[Begin STORED ROWS]

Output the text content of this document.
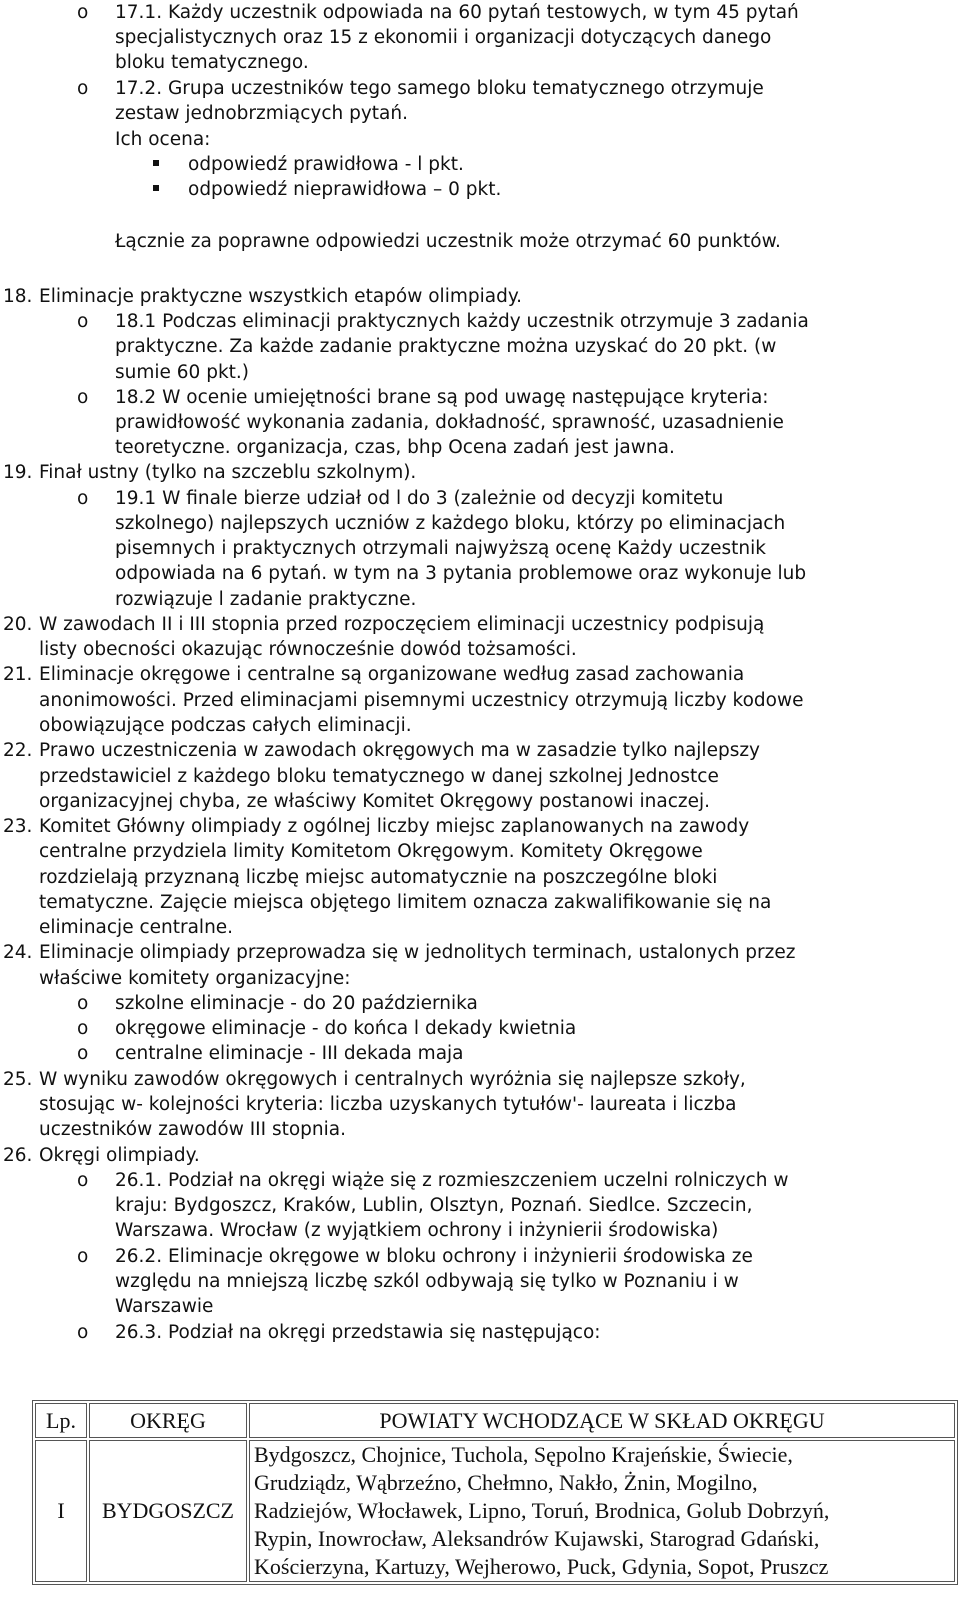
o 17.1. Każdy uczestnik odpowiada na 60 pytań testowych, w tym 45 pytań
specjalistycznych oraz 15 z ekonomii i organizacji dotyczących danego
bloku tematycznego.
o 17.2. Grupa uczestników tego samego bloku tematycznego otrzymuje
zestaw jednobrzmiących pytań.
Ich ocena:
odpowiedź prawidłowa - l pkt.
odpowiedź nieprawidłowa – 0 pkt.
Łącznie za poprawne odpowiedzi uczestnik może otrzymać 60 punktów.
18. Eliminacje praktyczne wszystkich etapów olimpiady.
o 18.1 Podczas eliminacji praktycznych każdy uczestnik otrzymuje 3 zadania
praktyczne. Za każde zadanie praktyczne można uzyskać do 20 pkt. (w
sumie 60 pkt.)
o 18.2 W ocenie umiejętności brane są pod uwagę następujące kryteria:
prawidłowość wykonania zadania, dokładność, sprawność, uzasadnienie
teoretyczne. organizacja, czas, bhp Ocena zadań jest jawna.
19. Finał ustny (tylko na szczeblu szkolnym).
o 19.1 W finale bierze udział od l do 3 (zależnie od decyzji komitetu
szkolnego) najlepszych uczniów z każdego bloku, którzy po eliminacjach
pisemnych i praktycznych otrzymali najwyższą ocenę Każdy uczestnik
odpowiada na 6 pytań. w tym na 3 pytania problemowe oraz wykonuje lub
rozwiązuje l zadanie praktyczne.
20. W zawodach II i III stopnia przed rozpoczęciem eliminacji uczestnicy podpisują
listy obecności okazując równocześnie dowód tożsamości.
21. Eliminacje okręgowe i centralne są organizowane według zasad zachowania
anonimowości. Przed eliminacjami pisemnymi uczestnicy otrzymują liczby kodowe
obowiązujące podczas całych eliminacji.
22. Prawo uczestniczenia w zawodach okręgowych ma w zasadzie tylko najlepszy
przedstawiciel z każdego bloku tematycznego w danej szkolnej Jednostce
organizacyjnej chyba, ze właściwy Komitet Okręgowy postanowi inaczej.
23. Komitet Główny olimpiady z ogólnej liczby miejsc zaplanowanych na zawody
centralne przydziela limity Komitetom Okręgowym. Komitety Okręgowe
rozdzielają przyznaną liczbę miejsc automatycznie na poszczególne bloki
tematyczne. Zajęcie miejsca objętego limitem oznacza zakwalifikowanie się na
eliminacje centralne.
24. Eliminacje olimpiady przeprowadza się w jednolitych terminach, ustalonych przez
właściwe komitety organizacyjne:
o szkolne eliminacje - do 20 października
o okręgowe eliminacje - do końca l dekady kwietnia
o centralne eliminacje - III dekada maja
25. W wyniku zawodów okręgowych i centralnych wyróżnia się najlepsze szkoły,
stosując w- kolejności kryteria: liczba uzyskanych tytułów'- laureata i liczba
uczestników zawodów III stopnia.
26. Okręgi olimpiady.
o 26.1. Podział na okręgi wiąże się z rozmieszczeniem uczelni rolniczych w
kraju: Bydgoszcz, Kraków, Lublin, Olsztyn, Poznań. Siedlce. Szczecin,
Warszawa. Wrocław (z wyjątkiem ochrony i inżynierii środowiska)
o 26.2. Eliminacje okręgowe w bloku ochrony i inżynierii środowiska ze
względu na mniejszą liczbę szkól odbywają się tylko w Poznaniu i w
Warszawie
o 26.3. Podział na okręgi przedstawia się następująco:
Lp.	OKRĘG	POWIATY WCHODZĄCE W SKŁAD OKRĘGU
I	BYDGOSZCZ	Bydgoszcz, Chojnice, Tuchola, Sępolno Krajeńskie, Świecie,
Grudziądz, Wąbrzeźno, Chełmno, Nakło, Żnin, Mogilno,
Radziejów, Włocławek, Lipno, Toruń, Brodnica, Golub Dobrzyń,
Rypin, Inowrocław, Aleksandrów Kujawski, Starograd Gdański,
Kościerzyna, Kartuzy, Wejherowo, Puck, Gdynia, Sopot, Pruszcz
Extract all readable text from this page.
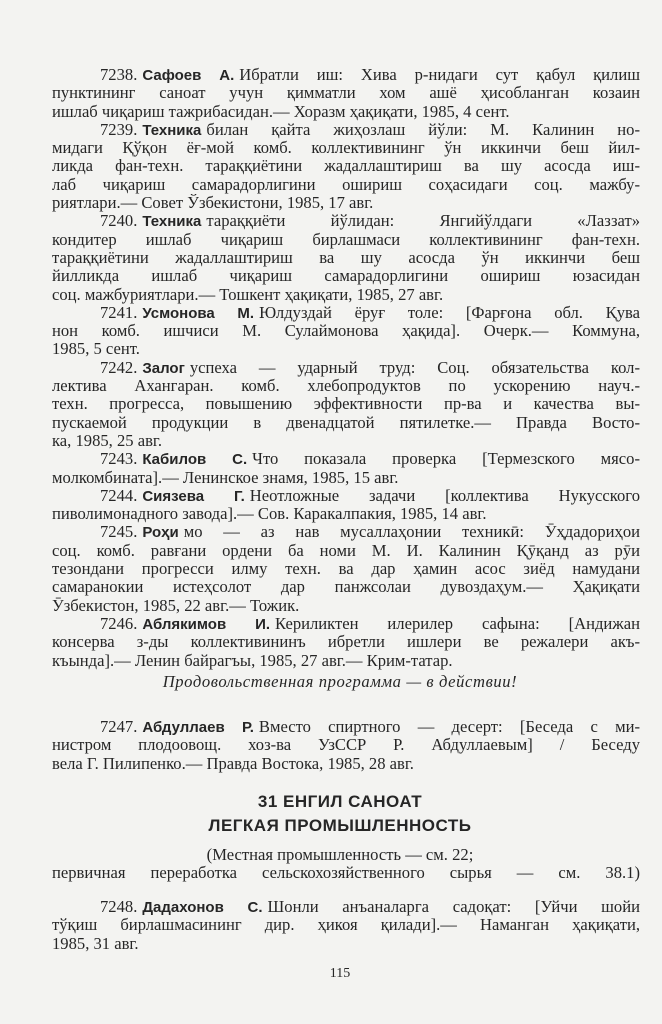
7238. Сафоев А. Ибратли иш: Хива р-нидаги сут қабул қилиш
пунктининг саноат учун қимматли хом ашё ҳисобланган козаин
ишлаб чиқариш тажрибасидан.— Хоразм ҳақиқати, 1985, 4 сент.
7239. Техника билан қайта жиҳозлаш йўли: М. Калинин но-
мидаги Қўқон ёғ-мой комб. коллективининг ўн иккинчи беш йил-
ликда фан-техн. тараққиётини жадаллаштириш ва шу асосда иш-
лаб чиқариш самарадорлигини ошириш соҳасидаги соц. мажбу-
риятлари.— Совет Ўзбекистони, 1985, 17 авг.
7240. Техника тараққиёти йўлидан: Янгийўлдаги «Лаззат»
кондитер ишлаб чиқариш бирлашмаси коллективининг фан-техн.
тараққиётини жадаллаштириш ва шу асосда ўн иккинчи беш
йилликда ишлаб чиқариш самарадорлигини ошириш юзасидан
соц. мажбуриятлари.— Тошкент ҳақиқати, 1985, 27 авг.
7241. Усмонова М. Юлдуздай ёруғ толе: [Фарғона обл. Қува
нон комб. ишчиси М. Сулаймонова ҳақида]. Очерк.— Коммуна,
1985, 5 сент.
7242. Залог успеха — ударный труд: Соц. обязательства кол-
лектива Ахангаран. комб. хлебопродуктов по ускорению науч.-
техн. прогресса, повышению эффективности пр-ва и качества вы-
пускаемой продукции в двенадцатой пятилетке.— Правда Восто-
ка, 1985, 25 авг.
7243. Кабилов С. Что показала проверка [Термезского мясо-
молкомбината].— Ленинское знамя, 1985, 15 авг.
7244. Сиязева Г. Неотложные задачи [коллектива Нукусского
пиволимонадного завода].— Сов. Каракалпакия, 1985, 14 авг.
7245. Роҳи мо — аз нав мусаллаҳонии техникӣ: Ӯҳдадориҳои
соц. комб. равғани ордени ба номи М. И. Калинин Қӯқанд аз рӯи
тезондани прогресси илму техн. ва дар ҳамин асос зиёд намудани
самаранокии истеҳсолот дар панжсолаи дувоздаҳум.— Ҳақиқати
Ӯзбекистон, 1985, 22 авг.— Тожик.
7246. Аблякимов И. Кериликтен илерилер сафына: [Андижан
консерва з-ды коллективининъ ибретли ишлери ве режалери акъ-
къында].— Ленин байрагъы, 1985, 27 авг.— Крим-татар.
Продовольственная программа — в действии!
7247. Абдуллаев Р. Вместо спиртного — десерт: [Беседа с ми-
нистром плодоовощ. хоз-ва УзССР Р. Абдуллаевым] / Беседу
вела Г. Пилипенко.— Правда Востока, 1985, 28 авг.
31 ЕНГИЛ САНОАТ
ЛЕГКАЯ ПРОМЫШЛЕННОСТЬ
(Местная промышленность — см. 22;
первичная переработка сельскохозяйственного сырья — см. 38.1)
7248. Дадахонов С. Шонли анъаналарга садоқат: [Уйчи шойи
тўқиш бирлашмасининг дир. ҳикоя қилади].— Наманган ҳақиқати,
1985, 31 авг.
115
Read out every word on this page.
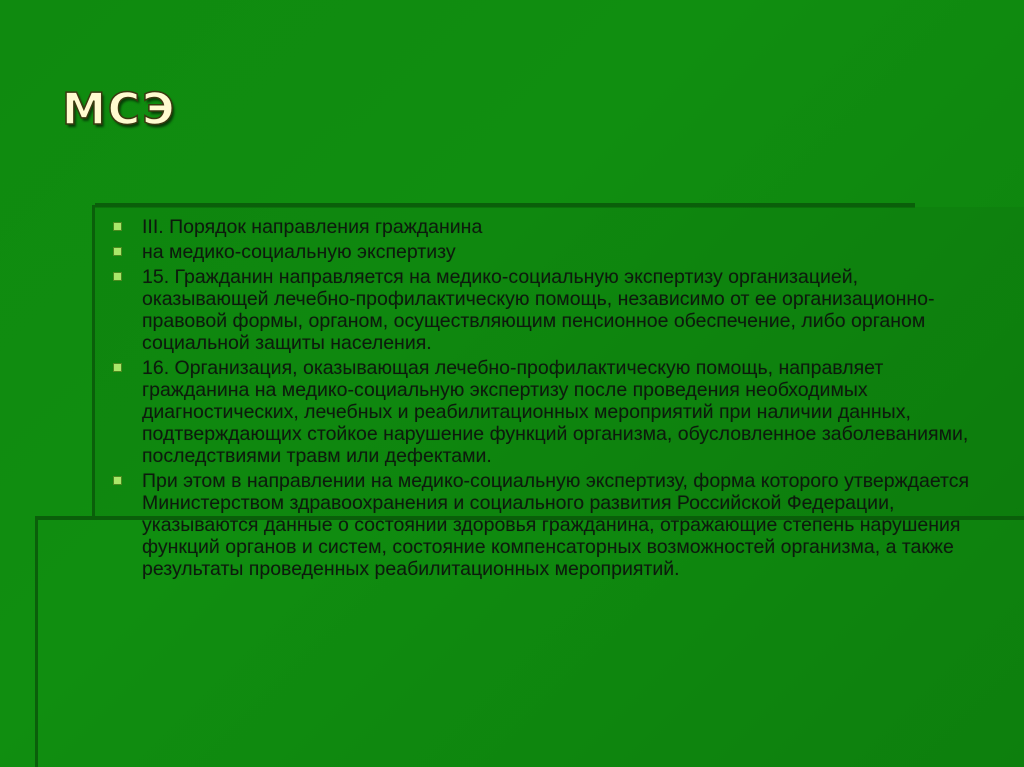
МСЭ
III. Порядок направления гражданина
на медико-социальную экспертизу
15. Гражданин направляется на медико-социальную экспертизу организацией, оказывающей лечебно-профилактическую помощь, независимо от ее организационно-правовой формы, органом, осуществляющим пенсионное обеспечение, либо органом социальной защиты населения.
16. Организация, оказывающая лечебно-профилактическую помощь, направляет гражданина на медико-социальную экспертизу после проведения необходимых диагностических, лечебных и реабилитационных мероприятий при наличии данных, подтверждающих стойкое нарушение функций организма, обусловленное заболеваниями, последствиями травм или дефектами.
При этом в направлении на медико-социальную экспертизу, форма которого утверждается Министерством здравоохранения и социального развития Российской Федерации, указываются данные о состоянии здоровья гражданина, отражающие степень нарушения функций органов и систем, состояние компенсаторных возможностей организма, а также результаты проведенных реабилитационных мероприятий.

[End STORED ROWS]

SET EXERCISE: Take the line that contains "Read out every word on this page." and all lines after it to the end of the material above, and copy them verbatim without any images.

SOLUTION FOR THIS EXERCISE:
Read out every word on this page.
МСЭ
III. Порядок направления гражданина
на медико-социальную экспертизу
15. Гражданин направляется на медико-социальную экспертизу организацией, оказывающей лечебно-профилактическую помощь, независимо от ее организационно-правовой формы, органом, осуществляющим пенсионное обеспечение, либо органом социальной защиты населения.
16. Организация, оказывающая лечебно-профилактическую помощь, направляет гражданина на медико-социальную экспертизу после проведения необходимых диагностических, лечебных и реабилитационных мероприятий при наличии данных, подтверждающих стойкое нарушение функций организма, обусловленное заболеваниями, последствиями травм или дефектами.
При этом в направлении на медико-социальную экспертизу, форма которого утверждается Министерством здравоохранения и социального развития Российской Федерации, указываются данные о состоянии здоровья гражданина, отражающие степень нарушения функций органов и систем, состояние компенсаторных возможностей организма, а также результаты проведенных реабилитационных мероприятий.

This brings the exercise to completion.